EXERCISE INSTRUCTIONS
Identify every line in the records below that contains the word "label", and copy each of those lines.

Recorded data:

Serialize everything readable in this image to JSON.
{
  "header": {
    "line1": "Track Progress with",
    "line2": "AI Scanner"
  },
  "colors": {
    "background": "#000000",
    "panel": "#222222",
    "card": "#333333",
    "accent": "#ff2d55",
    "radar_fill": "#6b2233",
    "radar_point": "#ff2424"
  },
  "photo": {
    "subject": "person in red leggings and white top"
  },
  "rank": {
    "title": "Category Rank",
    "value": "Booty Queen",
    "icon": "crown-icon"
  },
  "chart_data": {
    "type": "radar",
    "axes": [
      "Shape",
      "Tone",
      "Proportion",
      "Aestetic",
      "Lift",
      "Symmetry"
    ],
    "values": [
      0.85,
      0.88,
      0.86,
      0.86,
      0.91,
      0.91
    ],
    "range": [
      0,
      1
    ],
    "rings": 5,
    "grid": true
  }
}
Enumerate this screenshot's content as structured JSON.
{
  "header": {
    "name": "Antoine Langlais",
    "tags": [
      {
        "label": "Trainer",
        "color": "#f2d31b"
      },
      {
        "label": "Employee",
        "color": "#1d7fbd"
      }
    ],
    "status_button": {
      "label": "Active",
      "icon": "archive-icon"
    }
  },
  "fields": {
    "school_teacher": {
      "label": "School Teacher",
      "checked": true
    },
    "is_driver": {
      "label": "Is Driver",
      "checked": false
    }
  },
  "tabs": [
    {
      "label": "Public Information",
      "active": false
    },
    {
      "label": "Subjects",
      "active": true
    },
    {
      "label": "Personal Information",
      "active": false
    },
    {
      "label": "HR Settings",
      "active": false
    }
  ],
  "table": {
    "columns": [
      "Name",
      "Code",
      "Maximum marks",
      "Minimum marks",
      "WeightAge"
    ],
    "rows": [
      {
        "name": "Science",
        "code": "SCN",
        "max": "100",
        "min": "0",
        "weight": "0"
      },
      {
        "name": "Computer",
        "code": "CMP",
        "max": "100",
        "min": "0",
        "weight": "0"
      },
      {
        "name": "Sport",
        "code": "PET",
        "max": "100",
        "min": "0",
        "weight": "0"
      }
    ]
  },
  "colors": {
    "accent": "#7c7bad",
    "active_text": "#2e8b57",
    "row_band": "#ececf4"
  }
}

TASK ANSWER
        "label": "Trainer",
        "label": "Employee",
      "label": "Active",
      "label": "School Teacher",
      "label": "Is Driver",
      "label": "Public Information",
      "label": "Subjects",
      "label": "Personal Information",
      "label": "HR Settings",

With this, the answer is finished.